**WHAT IS NEEDED**: From the listing below, pull out the lines that hold "Each".

◆ ◆ ◆

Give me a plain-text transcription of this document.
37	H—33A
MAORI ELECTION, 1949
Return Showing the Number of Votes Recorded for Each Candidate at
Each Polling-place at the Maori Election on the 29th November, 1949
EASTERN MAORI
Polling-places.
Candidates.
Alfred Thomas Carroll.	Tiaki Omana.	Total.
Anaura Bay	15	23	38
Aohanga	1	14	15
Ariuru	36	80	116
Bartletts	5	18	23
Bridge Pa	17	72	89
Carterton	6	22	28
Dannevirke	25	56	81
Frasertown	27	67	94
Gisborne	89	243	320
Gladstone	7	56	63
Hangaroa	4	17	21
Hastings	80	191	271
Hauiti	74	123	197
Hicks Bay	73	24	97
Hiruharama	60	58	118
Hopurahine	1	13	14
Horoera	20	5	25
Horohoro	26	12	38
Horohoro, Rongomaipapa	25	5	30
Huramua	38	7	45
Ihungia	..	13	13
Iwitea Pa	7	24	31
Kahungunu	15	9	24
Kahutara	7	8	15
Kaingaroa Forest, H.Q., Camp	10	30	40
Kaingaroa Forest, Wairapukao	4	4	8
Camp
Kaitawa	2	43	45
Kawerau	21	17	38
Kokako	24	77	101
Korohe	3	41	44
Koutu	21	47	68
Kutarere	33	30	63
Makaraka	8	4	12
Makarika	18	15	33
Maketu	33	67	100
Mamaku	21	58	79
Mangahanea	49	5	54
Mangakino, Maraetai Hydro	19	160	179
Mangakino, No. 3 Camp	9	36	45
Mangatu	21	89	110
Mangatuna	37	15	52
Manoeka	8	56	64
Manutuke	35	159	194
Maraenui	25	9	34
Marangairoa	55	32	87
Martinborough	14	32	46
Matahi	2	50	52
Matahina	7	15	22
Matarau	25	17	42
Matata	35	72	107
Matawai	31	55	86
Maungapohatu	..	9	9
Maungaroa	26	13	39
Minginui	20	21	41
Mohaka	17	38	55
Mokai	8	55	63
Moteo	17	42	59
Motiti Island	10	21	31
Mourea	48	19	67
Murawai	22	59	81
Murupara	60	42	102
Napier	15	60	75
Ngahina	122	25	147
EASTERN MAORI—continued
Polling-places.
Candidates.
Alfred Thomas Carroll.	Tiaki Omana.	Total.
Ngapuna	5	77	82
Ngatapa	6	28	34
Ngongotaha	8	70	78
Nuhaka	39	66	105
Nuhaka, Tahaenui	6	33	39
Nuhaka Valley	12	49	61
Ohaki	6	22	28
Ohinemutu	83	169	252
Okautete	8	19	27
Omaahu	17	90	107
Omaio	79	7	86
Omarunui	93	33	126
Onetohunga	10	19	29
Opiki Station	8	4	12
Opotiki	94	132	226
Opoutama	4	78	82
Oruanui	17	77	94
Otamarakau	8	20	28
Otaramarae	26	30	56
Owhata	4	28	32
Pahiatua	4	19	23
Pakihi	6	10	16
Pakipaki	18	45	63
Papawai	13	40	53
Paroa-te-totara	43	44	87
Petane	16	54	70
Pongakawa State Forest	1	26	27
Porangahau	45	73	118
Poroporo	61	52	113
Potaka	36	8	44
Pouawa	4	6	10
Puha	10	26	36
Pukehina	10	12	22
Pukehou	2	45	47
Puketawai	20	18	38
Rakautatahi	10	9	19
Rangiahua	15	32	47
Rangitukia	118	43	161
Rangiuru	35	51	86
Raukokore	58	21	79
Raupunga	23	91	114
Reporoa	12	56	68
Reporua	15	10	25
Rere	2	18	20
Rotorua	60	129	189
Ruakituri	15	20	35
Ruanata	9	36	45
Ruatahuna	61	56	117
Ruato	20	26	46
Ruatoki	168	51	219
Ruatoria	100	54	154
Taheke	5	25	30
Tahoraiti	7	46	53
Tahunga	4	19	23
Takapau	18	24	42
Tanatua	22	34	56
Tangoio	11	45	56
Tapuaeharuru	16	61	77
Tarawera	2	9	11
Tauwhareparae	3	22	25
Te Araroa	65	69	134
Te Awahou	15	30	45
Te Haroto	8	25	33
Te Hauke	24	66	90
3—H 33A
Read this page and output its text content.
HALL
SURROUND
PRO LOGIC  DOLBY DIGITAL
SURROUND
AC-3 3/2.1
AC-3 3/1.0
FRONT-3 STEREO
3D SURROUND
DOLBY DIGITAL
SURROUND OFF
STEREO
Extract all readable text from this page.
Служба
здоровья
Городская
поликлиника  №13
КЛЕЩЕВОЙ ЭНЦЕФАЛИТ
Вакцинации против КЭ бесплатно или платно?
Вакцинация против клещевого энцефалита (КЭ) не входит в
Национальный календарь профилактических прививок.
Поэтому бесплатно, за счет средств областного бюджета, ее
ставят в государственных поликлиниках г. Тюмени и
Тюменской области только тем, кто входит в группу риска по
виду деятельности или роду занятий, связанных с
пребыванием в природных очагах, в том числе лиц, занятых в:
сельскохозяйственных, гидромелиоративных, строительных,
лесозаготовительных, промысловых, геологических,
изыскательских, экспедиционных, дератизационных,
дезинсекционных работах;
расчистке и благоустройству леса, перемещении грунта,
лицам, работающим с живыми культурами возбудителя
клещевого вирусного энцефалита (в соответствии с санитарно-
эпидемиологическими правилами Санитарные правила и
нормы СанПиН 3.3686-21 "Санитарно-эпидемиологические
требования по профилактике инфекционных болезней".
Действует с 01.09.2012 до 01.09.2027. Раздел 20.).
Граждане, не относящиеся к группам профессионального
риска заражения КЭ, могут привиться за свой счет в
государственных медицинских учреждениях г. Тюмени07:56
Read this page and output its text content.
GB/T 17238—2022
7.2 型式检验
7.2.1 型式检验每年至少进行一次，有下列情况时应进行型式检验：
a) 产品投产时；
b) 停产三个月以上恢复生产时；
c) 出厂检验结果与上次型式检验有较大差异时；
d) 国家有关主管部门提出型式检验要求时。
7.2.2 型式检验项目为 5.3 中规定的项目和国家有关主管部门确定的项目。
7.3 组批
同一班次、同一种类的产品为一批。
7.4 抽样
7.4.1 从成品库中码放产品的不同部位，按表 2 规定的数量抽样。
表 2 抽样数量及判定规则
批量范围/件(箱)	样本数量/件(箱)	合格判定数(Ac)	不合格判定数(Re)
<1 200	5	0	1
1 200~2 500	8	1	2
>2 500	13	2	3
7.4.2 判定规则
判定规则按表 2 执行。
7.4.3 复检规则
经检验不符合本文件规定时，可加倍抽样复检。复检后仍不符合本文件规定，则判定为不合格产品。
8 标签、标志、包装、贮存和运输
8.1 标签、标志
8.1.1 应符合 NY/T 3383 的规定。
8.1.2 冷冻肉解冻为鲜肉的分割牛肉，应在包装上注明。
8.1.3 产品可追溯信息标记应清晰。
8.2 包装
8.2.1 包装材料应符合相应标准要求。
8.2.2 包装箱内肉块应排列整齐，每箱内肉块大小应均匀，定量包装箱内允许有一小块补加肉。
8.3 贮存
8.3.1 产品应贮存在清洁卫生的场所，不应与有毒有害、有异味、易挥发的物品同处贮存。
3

◆ ◆ ◆

**SOLUTION FOR THIS EXERCISE**:
Return Showing the Number of Votes Recorded for Each Candidate at
Each Polling-place at the Maori Election on the 29th November, 1949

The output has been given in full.